*** Records supplied ***

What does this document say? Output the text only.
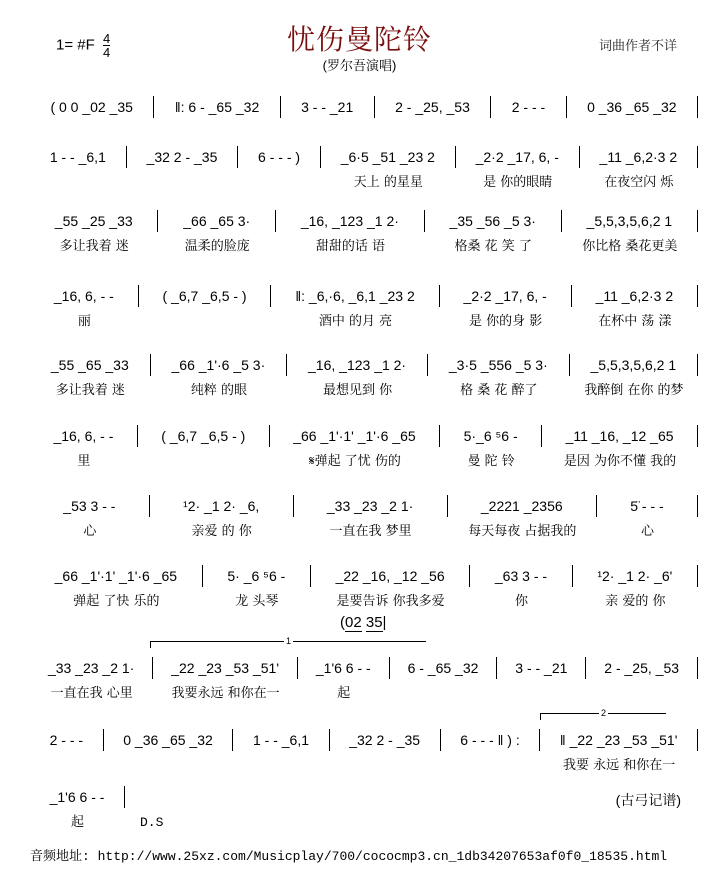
1= #F $\frac{4}{4}$	忧伤曼陀铃
(罗尔吾演唱)
词曲作者不详
( 0 0 _02 _35	‖: 6 - _65 _32	3 - - _21	2 - _25, _53	2 - - -	0 _36 _65 _32
1 - - _6,1	_32 2 - _35	6 - - - )	_6·5 _51 _23 2	_2·2 _17, 6, -	_11 _6,2·3 2
天上 的星星	是 你的眼睛	在夜空闪 烁
_55 _25 _33	_66 _65 3·	_16, _123 _1 2·	_35 _56 _5 3·	_5,5,3,5,6,2 1
多让我着 迷	温柔的脸庞	甜甜的话 语	格桑 花 笑 了	你比格 桑花更美
_16, 6, - -	( _6,7 _6,5 - )	‖: _6,·6, _6,1 _23 2	_2·2 _17, 6, -	_11 _6,2·3 2
丽	酒中 的月 亮	是 你的身 影	在杯中 荡 漾
_55 _65 _33	_66 _1'·6 _5 3·	_16, _123 _1 2·	_3·5 _556 _5 3·	_5,5,3,5,6,2 1
多让我着 迷	纯粹 的眼	最想见到 你	格 桑 花 醉了	我醉倒 在你 的梦
_16, 6, - -	( _6,7 _6,5 - )	_66 _1'·1' _1'·6 _65	5·_6 ⁵6 -	_11 _16, _12 _65
里	𝄋弹起 了忧 伤的	曼 陀 铃	是因 为你不懂 我的
_53 3 - -	¹2· _1 2· _6,	_33 _23 _2 1·	_2221 _2356	5̈ - - -
心	亲爱 的 你	一直在我 梦里	每天每夜 占据我的	心
_66 _1'·1' _1'·6 _65	5· _6 ⁵6 -	_22 _16, _12 _56	_63 3 - -	¹2· _1 2· _6'
弹起 了快 乐的	龙 头琴	是要告诉 你我多爱	你	亲 爱的 你
_33 _23 _2 1·	_22 _23 _53 _51'	_1'6 6 - -	6 - _65 _32	3 - - _21	2 - _25, _53
一直在我 心里	我要永远 和你在一	起
2 - - -	0 _36 _65 _32	1 - - _6,1	_32 2 - _35	6 - - - ‖ ) :	‖ _22 _23 _53 _51'
我要 永远 和你在一
_1'6 6 - -
起
1
2
(02 35|
D.S
(古弓记谱)
音频地址: http://www.25xz.com/Musicplay/700/cococmp3.cn_1db34207653af0f0_18535.html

***

* [Short exercise]: Copy every entry exactly as written. Pictures are excluded.

* [Output of the task]:
What does this document say? Output the text only.
1= #F $\frac{4}{4}$	忧伤曼陀铃
(罗尔吾演唱)
词曲作者不详
( 0 0 _02 _35	‖: 6 - _65 _32	3 - - _21	2 - _25, _53	2 - - -	0 _36 _65 _32
1 - - _6,1	_32 2 - _35	6 - - - )	_6·5 _51 _23 2	_2·2 _17, 6, -	_11 _6,2·3 2
天上 的星星	是 你的眼睛	在夜空闪 烁
_55 _25 _33	_66 _65 3·	_16, _123 _1 2·	_35 _56 _5 3·	_5,5,3,5,6,2 1
多让我着 迷	温柔的脸庞	甜甜的话 语	格桑 花 笑 了	你比格 桑花更美
_16, 6, - -	( _6,7 _6,5 - )	‖: _6,·6, _6,1 _23 2	_2·2 _17, 6, -	_11 _6,2·3 2
丽	酒中 的月 亮	是 你的身 影	在杯中 荡 漾
_55 _65 _33	_66 _1'·6 _5 3·	_16, _123 _1 2·	_3·5 _556 _5 3·	_5,5,3,5,6,2 1
多让我着 迷	纯粹 的眼	最想见到 你	格 桑 花 醉了	我醉倒 在你 的梦
_16, 6, - -	( _6,7 _6,5 - )	_66 _1'·1' _1'·6 _65	5·_6 ⁵6 -	_11 _16, _12 _65
里	𝄋弹起 了忧 伤的	曼 陀 铃	是因 为你不懂 我的
_53 3 - -	¹2· _1 2· _6,	_33 _23 _2 1·	_2221 _2356	5̈ - - -
心	亲爱 的 你	一直在我 梦里	每天每夜 占据我的	心
_66 _1'·1' _1'·6 _65	5· _6 ⁵6 -	_22 _16, _12 _56	_63 3 - -	¹2· _1 2· _6'
弹起 了快 乐的	龙 头琴	是要告诉 你我多爱	你	亲 爱的 你
_33 _23 _2 1·	_22 _23 _53 _51'	_1'6 6 - -	6 - _65 _32	3 - - _21	2 - _25, _53
一直在我 心里	我要永远 和你在一	起
2 - - -	0 _36 _65 _32	1 - - _6,1	_32 2 - _35	6 - - - ‖ ) :	‖ _22 _23 _53 _51'
我要 永远 和你在一
_1'6 6 - -
起
1
2
(02 35|
D.S
(古弓记谱)
音频地址: http://www.25xz.com/Musicplay/700/cococmp3.cn_1db34207653af0f0_18535.html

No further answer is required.